__Problem requirements__
Find all the lines in the material below with the word "Zentralstelle", and copy them.

__Data provided__
__________________________________________________

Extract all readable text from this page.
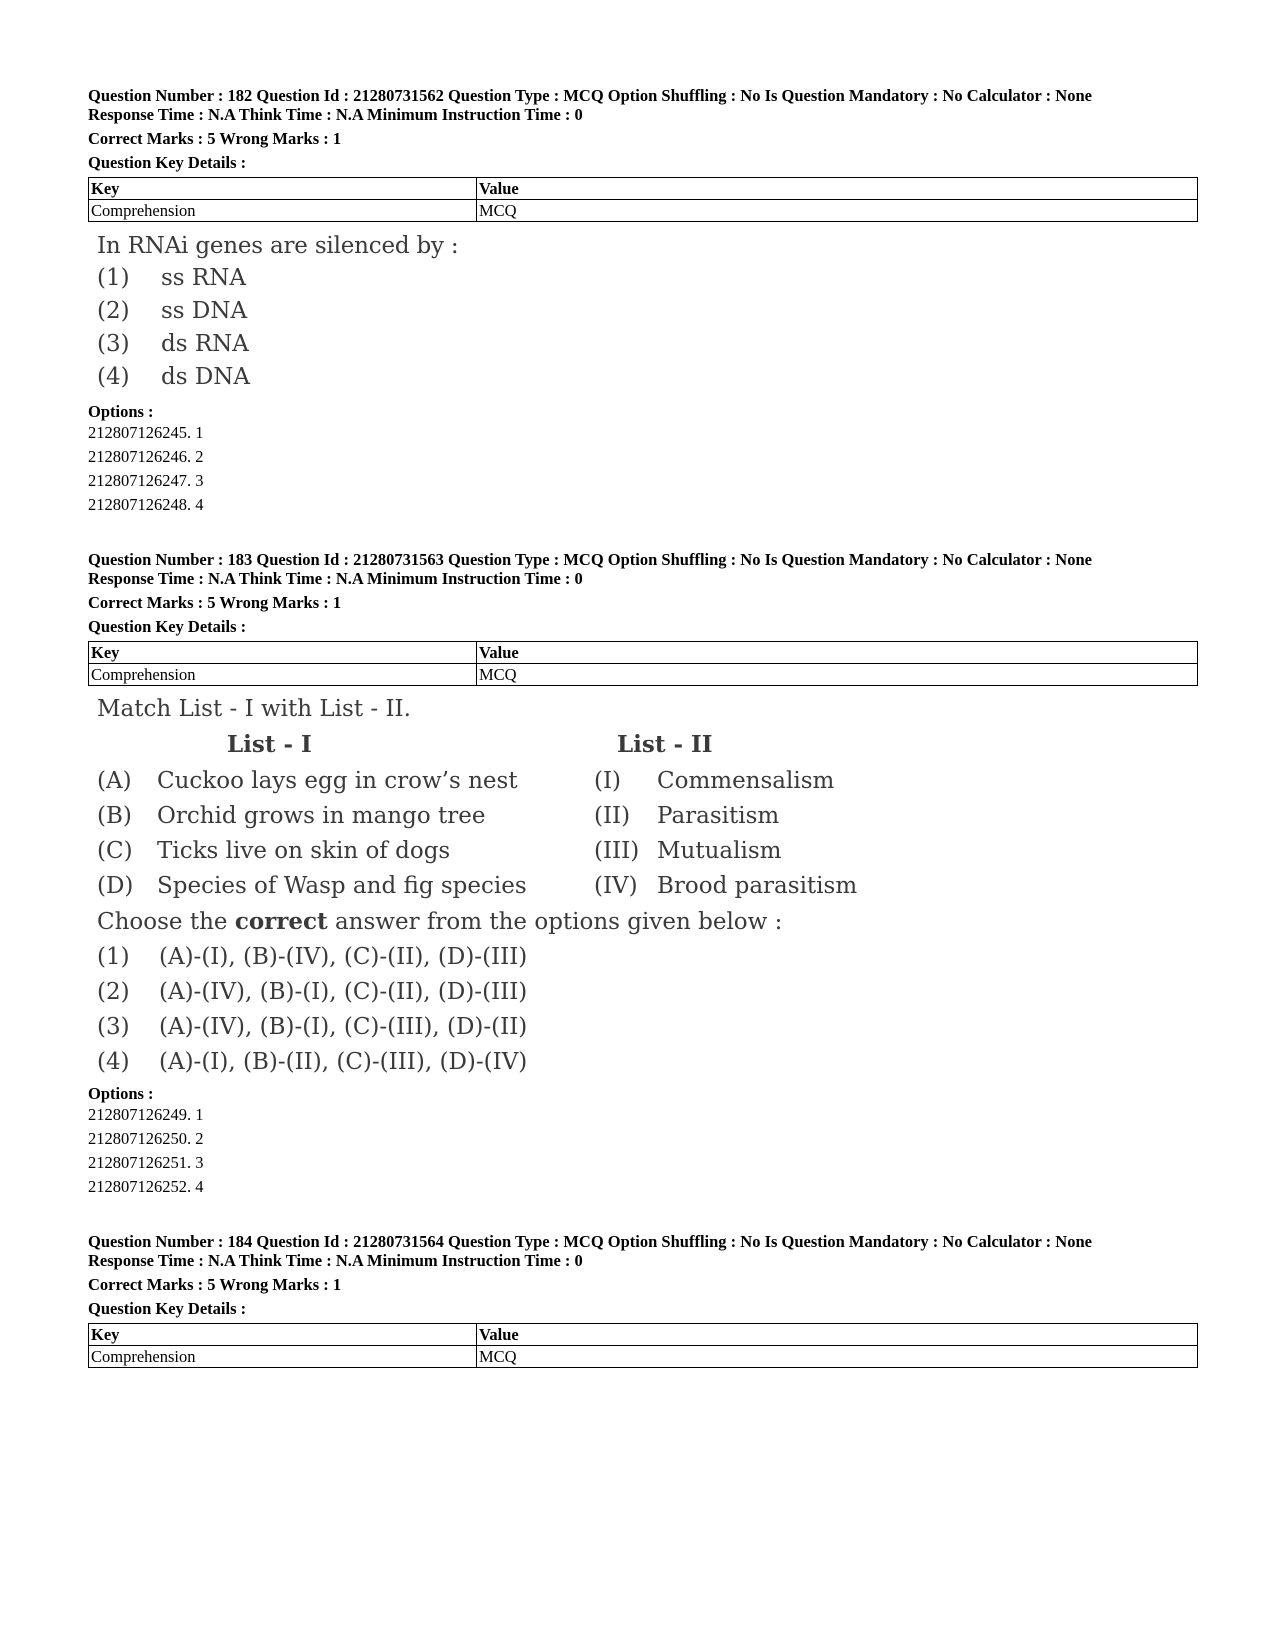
Question Number : 182 Question Id : 21280731562 Question Type : MCQ Option Shuffling : No Is Question Mandatory : No Calculator : None

Response Time : N.A Think Time : N.A Minimum Instruction Time : 0

Correct Marks : 5 Wrong Marks : 1
Question Key Details :
Key	Value
Comprehension	MCQ
In RNAi genes are silenced by :
(1)	ss RNA
(2)	ss DNA
(3)	ds RNA
(4)	ds DNA
Options :
212807126245. 1
212807126246. 2
212807126247. 3
212807126248. 4

Question Number : 183 Question Id : 21280731563 Question Type : MCQ Option Shuffling : No Is Question Mandatory : No Calculator : None

Response Time : N.A Think Time : N.A Minimum Instruction Time : 0

Correct Marks : 5 Wrong Marks : 1
Question Key Details :
Key	Value
Comprehension	MCQ
Match List - I with List - II.
List - I	List - II
(A)	Cuckoo lays egg in crow’s nest	(I)	Commensalism
(B)	Orchid grows in mango tree	(II)	Parasitism
(C)	Ticks live on skin of dogs	(III) Mutualism
(D)	Species of Wasp and fig species	(IV) Brood parasitism
Choose the correct answer from the options given below :
(1)	(A)-(I), (B)-(IV), (C)-(II), (D)-(III)
(2)	(A)-(IV), (B)-(I), (C)-(II), (D)-(III)
(3)	(A)-(IV), (B)-(I), (C)-(III), (D)-(II)
(4)	(A)-(I), (B)-(II), (C)-(III), (D)-(IV)
Options :
212807126249. 1
212807126250. 2
212807126251. 3
212807126252. 4

Question Number : 184 Question Id : 21280731564 Question Type : MCQ Option Shuffling : No Is Question Mandatory : No Calculator : None

Response Time : N.A Think Time : N.A Minimum Instruction Time : 0

Correct Marks : 5 Wrong Marks : 1
Question Key Details :
Key	Value
Comprehension	MCQ
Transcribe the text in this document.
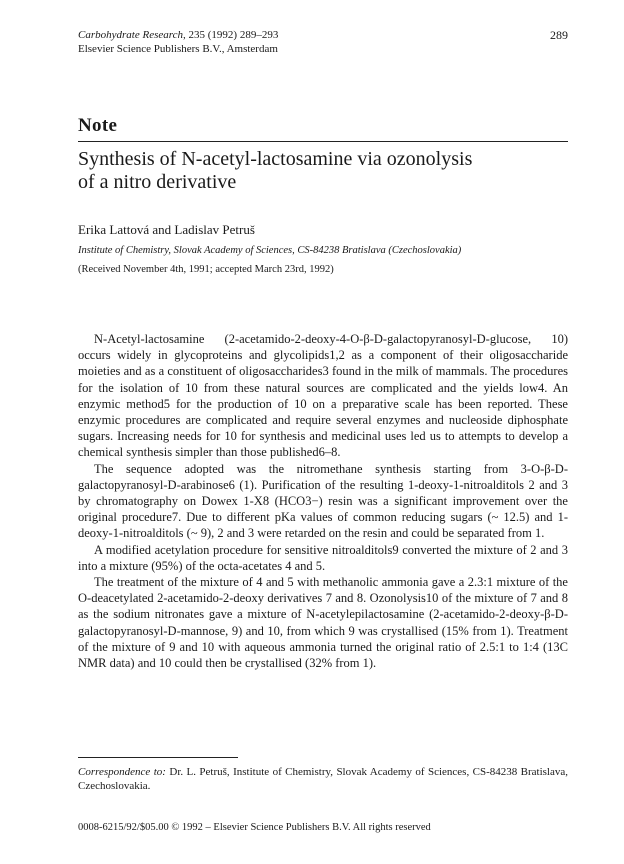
Carbohydrate Research, 235 (1992) 289–293
Elsevier Science Publishers B.V., Amsterdam
289
Note
Synthesis of N-acetyl-lactosamine via ozonolysis
of a nitro derivative
Erika Lattová and Ladislav Petruš
Institute of Chemistry, Slovak Academy of Sciences, CS-84238 Bratislava (Czechoslovakia)
(Received November 4th, 1991; accepted March 23rd, 1992)

N-Acetyl-lactosamine (2-acetamido-2-deoxy-4-O-β-D-galactopyranosyl-D-glucose, 10) occurs widely in glycoproteins and glycolipids1,2 as a component of their oligosaccharide moieties and as a constituent of oligosaccharides3 found in the milk of mammals. The procedures for the isolation of 10 from these natural sources are complicated and the yields low4. An enzymic method5 for the production of 10 on a preparative scale has been reported. These enzymic procedures are complicated and require several enzymes and nucleoside diphosphate sugars. Increasing needs for 10 for synthesis and medicinal uses led us to attempts to develop a chemical synthesis simpler than those published6–8.

The sequence adopted was the nitromethane synthesis starting from 3-O-β-D-galactopyranosyl-D-arabinose6 (1). Purification of the resulting 1-deoxy-1-nitroalditols 2 and 3 by chromatography on Dowex 1-X8 (HCO3−) resin was a significant improvement over the original procedure7. Due to different pKa values of common reducing sugars (~ 12.5) and 1-deoxy-1-nitroalditols (~ 9), 2 and 3 were retarded on the resin and could be separated from 1.

A modified acetylation procedure for sensitive nitroalditols9 converted the mixture of 2 and 3 into a mixture (95%) of the octa-acetates 4 and 5.

The treatment of the mixture of 4 and 5 with methanolic ammonia gave a 2.3:1 mixture of the O-deacetylated 2-acetamido-2-deoxy derivatives 7 and 8. Ozonolysis10 of the mixture of 7 and 8 as the sodium nitronates gave a mixture of N-acetylepilactosamine (2-acetamido-2-deoxy-β-D-galactopyranosyl-D-mannose, 9) and 10, from which 9 was crystallised (15% from 1). Treatment of the mixture of 9 and 10 with aqueous ammonia turned the original ratio of 2.5:1 to 1:4 (13C NMR data) and 10 could then be crystallised (32% from 1).

Correspondence to: Dr. L. Petruš, Institute of Chemistry, Slovak Academy of Sciences, CS-84238 Bratislava, Czechoslovakia.
0008-6215/92/$05.00 © 1992 – Elsevier Science Publishers B.V. All rights reserved
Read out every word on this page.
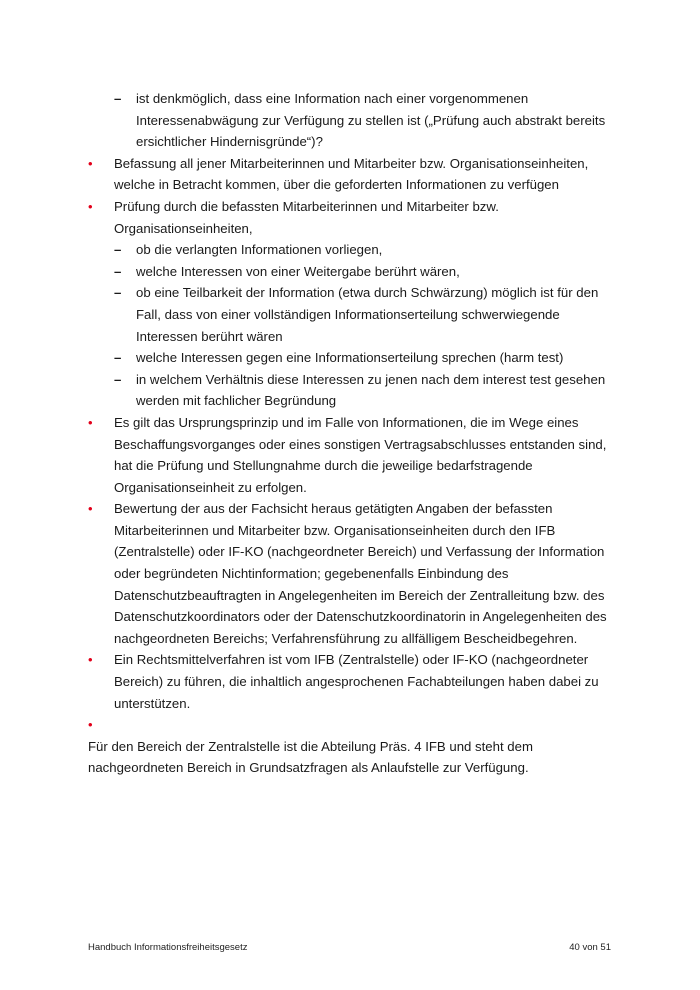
– ist denkmöglich, dass eine Information nach einer vorgenommenen Interessenabwägung zur Verfügung zu stellen ist („Prüfung auch abstrakt bereits ersichtlicher Hindernisgründe“)?
• Befassung all jener Mitarbeiterinnen und Mitarbeiter bzw. Organisationseinheiten, welche in Betracht kommen, über die geforderten Informationen zu verfügen
• Prüfung durch die befassten Mitarbeiterinnen und Mitarbeiter bzw. Organisationseinheiten,
– ob die verlangten Informationen vorliegen,
– welche Interessen von einer Weitergabe berührt wären,
– ob eine Teilbarkeit der Information (etwa durch Schwärzung) möglich ist für den Fall, dass von einer vollständigen Informationserteilung schwerwiegende Interessen berührt wären
– welche Interessen gegen eine Informationserteilung sprechen (harm test)
– in welchem Verhältnis diese Interessen zu jenen nach dem interest test gesehen werden mit fachlicher Begründung
• Es gilt das Ursprungsprinzip und im Falle von Informationen, die im Wege eines Beschaffungsvorganges oder eines sonstigen Vertragsabschlusses entstanden sind, hat die Prüfung und Stellungnahme durch die jeweilige bedarfstragende Organisationseinheit zu erfolgen.
• Bewertung der aus der Fachsicht heraus getätigten Angaben der befassten Mitarbeiterinnen und Mitarbeiter bzw. Organisationseinheiten durch den IFB (Zentralstelle) oder IF-KO (nachgeordneter Bereich) und Verfassung der Information oder begründeten Nichtinformation; gegebenenfalls Einbindung des Datenschutzbeauftragten in Angelegenheiten im Bereich der Zentralleitung bzw. des Datenschutzkoordinators oder der Datenschutzkoordinatorin in Angelegenheiten des nachgeordneten Bereichs; Verfahrensführung zu allfälligem Bescheidbegehren.
• Ein Rechtsmittelverfahren ist vom IFB (Zentralstelle) oder IF-KO (nachgeordneter Bereich) zu führen, die inhaltlich angesprochenen Fachabteilungen haben dabei zu unterstützen.
•

Für den Bereich der Zentralstelle ist die Abteilung Präs. 4 IFB und steht dem nachgeordneten Bereich in Grundsatzfragen als Anlaufstelle zur Verfügung.

Handbuch Informationsfreiheitsgesetz	40 von 51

__________________________________________________

__Response to this task__
• Bewertung der aus der Fachsicht heraus getätigten Angaben der befassten Mitarbeiterinnen und Mitarbeiter bzw. Organisationseinheiten durch den IFB (Zentralstelle) oder IF-KO (nachgeordneter Bereich) und Verfassung der Information oder begründeten Nichtinformation; gegebenenfalls Einbindung des Datenschutzbeauftragten in Angelegenheiten im Bereich der Zentralleitung bzw. des Datenschutzkoordinators oder der Datenschutzkoordinatorin in Angelegenheiten des nachgeordneten Bereichs; Verfahrensführung zu allfälligem Bescheidbegehren.
• Ein Rechtsmittelverfahren ist vom IFB (Zentralstelle) oder IF-KO (nachgeordneter Bereich) zu führen, die inhaltlich angesprochenen Fachabteilungen haben dabei zu unterstützen.
Für den Bereich der Zentralstelle ist die Abteilung Präs. 4 IFB und steht dem nachgeordneten Bereich in Grundsatzfragen als Anlaufstelle zur Verfügung.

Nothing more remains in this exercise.